What the exercise asks.
Give back a single number, the count of lines containing the word "Read".

— BEGIN Data excerpts —

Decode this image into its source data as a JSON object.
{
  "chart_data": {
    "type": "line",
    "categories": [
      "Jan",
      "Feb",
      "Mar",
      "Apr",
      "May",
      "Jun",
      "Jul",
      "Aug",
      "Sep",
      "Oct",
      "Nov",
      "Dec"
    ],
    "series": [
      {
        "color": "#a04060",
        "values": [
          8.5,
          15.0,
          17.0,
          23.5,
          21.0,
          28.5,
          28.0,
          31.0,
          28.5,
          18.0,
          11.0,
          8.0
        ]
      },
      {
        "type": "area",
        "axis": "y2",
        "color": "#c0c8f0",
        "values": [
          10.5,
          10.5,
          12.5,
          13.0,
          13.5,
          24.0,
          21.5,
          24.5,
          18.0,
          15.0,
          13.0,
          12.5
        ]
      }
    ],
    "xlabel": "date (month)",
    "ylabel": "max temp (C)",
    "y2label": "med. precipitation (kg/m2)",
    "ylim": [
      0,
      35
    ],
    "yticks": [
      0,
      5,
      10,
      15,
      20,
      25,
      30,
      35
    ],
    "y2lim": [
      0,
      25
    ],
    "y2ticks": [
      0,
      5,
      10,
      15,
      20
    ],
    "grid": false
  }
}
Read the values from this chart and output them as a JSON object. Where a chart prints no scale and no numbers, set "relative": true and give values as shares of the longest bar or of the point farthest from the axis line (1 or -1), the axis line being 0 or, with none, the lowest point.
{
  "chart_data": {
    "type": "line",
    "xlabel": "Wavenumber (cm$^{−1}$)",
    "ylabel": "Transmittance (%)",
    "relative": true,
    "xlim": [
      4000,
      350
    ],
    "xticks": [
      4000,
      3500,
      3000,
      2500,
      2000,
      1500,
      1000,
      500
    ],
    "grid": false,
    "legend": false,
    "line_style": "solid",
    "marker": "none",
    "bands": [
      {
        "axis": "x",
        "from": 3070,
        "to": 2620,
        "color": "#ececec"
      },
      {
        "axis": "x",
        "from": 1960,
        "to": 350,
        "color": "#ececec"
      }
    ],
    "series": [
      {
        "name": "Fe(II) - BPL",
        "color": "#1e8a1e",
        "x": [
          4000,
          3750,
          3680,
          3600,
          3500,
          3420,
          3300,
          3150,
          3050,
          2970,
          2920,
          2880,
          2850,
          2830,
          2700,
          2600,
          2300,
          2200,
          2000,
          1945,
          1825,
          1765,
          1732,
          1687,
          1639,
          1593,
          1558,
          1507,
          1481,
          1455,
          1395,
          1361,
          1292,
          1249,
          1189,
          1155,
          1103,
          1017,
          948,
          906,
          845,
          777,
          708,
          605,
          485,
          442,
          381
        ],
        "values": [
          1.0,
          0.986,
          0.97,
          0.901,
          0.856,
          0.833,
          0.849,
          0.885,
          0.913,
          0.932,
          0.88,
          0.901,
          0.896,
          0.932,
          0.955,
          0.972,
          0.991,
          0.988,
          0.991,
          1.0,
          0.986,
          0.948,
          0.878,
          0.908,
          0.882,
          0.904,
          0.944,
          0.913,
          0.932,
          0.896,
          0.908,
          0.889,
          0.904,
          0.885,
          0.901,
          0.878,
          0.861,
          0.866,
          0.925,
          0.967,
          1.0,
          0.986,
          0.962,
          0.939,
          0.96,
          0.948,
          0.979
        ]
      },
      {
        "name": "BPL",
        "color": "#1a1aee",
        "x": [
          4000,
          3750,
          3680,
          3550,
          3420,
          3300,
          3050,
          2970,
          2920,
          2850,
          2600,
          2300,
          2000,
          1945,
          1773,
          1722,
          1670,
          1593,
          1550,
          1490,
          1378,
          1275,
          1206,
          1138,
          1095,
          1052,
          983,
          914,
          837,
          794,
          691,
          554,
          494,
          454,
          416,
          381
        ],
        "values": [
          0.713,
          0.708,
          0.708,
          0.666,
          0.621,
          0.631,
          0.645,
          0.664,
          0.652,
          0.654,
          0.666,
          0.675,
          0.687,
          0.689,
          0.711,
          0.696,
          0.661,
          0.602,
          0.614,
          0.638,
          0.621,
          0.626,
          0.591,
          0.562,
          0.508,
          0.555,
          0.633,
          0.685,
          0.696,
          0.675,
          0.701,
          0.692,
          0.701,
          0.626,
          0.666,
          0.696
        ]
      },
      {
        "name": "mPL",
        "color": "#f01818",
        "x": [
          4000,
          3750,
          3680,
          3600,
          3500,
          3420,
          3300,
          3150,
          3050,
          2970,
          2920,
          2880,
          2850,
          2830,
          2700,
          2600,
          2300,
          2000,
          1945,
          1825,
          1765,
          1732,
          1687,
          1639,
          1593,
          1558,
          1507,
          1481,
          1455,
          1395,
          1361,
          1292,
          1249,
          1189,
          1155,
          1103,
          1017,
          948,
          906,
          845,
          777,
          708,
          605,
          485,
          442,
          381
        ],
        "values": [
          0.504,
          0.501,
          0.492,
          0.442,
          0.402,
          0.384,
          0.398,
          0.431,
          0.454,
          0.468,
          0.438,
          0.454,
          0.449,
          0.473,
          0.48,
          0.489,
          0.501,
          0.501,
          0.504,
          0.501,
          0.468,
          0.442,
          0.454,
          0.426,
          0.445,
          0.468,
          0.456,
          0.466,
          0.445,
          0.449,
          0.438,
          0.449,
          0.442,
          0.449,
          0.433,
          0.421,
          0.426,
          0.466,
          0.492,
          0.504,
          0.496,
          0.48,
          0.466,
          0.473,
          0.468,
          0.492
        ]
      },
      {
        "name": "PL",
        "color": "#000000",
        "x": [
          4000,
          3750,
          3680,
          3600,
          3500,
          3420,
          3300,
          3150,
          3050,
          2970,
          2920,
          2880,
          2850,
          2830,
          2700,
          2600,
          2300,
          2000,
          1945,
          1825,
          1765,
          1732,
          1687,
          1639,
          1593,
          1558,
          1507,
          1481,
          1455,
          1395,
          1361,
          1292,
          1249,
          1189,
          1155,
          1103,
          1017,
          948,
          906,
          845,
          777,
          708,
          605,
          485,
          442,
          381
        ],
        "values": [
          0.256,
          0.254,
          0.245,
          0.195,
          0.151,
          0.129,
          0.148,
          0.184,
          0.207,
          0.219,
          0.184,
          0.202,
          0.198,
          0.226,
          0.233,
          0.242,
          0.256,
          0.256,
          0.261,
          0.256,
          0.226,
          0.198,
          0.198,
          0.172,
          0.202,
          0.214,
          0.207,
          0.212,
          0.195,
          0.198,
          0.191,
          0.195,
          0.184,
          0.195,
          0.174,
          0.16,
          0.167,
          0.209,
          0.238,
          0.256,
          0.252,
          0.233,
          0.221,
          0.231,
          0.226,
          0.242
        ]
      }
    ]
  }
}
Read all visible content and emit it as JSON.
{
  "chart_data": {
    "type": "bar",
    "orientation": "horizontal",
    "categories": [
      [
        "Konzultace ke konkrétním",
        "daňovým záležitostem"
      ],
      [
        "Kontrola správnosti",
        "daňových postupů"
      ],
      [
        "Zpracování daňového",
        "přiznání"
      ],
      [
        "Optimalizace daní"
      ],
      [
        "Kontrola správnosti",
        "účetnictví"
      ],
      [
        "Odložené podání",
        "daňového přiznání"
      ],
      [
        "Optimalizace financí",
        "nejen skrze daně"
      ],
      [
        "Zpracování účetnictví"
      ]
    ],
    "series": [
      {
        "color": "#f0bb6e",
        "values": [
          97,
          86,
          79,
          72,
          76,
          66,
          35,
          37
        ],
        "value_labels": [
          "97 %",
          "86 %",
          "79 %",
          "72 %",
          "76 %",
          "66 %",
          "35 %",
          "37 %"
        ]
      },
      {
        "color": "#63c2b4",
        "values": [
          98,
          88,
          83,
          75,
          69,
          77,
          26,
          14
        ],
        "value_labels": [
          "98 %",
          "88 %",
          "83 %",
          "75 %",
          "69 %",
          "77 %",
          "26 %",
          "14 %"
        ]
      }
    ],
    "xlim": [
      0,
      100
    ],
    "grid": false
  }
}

— END Data excerpts —

Written answer.
2